RAW DATA:
------------

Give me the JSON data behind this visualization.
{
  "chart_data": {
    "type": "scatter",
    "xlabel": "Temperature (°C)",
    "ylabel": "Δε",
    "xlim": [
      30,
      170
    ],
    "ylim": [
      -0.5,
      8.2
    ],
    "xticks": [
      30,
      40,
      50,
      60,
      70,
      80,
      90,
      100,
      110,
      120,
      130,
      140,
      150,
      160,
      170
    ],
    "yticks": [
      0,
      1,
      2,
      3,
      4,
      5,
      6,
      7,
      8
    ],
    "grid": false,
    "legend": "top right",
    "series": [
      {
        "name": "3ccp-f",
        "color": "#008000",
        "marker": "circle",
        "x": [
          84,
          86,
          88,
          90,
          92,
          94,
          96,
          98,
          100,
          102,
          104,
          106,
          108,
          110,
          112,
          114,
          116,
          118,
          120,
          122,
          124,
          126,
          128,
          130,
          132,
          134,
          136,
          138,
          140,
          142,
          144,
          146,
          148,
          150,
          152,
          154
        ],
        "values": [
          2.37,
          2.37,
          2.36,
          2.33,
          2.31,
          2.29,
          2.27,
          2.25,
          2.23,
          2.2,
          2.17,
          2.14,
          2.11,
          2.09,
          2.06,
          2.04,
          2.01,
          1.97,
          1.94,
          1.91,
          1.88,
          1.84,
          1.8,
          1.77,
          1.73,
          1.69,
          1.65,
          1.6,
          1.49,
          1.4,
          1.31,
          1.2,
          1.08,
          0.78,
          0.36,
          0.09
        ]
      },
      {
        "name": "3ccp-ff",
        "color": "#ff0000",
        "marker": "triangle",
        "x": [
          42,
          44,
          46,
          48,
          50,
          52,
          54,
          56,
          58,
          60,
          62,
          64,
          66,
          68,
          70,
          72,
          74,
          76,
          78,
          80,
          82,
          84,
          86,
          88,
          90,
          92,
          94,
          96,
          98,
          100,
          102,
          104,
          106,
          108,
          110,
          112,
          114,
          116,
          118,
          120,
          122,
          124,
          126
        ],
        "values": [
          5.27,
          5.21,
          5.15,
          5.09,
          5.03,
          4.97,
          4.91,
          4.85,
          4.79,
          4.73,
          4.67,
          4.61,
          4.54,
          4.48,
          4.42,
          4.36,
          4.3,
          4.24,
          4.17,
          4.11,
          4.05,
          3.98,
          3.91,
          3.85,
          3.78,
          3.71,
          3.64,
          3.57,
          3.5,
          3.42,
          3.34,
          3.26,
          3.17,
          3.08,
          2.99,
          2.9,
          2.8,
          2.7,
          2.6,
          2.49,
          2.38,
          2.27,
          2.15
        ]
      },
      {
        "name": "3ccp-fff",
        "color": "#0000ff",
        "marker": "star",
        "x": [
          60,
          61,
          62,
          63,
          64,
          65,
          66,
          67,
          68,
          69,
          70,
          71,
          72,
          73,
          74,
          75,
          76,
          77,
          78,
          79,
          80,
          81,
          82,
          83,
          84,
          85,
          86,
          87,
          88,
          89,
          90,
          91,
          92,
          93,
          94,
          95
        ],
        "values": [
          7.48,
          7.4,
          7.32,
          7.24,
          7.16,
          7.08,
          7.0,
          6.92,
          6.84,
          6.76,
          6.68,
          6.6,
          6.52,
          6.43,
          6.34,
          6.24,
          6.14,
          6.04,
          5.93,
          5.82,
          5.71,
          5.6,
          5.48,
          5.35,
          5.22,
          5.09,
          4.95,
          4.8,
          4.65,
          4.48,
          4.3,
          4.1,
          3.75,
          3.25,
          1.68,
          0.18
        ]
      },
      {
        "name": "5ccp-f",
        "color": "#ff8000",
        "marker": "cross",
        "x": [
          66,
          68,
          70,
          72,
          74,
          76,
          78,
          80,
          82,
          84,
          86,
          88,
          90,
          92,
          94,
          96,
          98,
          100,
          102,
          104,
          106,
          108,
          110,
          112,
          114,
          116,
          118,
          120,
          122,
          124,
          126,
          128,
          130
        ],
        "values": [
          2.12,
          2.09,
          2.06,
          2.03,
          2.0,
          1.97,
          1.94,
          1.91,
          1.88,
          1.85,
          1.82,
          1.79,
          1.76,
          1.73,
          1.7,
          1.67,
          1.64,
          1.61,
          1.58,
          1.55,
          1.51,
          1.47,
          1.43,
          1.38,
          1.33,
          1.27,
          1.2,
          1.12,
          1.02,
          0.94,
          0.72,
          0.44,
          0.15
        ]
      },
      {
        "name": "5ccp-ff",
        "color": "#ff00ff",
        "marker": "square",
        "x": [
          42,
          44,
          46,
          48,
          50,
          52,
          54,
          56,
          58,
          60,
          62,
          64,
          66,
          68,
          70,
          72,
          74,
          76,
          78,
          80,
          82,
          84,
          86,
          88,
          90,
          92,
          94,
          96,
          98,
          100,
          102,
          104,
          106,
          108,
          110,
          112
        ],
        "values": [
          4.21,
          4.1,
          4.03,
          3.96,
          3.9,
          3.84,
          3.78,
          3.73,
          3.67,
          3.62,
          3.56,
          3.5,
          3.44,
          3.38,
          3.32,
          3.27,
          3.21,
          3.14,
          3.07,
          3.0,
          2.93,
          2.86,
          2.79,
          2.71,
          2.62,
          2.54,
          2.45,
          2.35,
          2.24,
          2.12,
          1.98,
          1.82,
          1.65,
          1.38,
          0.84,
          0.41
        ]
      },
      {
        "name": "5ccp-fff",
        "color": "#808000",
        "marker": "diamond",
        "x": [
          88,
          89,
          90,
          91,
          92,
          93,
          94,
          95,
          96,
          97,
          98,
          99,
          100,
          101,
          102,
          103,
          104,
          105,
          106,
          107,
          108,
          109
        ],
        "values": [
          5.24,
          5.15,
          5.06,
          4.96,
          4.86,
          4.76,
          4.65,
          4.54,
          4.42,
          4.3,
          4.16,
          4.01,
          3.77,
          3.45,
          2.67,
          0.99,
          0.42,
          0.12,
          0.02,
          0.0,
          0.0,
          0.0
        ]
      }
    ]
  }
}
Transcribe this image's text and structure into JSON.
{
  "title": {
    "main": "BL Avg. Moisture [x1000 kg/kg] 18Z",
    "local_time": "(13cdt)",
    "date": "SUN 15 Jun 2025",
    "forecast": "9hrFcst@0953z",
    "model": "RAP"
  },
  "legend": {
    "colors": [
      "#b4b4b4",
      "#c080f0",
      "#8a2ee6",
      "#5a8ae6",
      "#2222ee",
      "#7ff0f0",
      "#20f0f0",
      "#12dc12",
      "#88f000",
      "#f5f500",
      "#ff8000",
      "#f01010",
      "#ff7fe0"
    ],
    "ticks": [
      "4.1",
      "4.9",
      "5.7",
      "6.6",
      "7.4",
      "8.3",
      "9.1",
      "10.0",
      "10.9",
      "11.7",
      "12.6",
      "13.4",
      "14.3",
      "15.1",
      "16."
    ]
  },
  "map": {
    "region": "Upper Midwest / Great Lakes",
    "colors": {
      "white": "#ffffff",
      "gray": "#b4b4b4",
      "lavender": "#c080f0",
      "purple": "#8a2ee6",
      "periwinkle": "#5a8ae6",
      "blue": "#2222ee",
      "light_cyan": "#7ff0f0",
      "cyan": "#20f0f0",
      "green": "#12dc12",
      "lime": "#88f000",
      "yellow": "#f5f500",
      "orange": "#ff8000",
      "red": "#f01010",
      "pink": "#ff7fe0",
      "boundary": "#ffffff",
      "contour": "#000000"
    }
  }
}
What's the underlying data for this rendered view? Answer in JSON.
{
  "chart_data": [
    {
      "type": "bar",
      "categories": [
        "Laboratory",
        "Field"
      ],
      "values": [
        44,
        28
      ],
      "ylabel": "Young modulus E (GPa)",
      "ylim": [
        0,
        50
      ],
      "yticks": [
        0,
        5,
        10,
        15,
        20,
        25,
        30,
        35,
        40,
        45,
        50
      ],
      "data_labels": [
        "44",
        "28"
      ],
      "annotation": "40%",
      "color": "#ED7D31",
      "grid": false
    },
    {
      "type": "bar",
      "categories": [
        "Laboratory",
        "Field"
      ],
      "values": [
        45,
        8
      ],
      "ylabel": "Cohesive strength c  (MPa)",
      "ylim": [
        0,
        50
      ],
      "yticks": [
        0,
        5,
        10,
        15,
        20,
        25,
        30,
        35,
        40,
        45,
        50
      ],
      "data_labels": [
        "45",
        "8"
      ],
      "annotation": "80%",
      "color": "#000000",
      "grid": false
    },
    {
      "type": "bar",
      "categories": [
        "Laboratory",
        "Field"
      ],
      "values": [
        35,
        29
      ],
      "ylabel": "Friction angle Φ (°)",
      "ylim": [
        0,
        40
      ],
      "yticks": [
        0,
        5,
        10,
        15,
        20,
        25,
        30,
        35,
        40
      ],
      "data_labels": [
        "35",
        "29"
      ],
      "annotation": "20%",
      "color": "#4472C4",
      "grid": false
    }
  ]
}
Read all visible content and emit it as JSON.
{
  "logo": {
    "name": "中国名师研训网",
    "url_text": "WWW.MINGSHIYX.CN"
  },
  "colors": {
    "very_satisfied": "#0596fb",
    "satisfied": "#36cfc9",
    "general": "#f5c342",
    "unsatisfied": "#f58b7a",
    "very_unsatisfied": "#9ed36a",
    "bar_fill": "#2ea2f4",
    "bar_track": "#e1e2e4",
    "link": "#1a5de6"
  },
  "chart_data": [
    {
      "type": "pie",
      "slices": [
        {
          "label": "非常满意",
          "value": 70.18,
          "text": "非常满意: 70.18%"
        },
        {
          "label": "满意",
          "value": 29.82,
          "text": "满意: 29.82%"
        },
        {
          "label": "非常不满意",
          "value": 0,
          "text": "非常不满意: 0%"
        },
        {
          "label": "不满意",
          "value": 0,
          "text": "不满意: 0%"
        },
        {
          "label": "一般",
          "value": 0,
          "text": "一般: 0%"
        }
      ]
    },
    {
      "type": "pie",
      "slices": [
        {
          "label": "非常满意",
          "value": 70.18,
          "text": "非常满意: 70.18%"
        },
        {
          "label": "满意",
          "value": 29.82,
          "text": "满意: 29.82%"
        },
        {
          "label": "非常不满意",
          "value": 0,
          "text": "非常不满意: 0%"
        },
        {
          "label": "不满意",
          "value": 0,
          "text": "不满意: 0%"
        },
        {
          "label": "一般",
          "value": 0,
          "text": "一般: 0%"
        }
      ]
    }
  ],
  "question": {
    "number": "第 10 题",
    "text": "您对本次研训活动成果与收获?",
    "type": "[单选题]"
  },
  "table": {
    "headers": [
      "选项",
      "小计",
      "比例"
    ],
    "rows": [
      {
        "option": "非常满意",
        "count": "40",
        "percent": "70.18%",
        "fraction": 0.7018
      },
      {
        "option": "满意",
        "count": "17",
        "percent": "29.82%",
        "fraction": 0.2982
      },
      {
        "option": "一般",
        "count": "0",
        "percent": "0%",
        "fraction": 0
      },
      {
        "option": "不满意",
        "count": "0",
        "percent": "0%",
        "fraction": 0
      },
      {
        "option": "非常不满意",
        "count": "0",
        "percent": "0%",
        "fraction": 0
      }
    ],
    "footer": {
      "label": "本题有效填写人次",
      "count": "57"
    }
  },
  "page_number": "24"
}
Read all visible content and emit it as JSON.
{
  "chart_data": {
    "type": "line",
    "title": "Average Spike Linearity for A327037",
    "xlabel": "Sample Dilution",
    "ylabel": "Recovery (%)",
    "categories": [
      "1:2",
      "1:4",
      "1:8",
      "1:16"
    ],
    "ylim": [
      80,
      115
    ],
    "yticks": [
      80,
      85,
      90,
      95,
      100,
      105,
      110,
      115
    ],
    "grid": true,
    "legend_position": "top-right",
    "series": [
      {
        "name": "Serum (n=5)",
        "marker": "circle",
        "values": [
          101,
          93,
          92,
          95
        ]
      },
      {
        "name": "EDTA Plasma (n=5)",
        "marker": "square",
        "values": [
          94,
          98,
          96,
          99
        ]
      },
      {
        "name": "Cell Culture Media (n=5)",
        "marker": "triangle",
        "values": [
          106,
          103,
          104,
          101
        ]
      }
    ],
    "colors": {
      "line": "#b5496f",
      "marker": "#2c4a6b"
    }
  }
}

------------

GOAL: Only the number is wanted: how many lines of these entries contain the string "JSON"?

OUTPUT FOR THIS EXERCISE: 5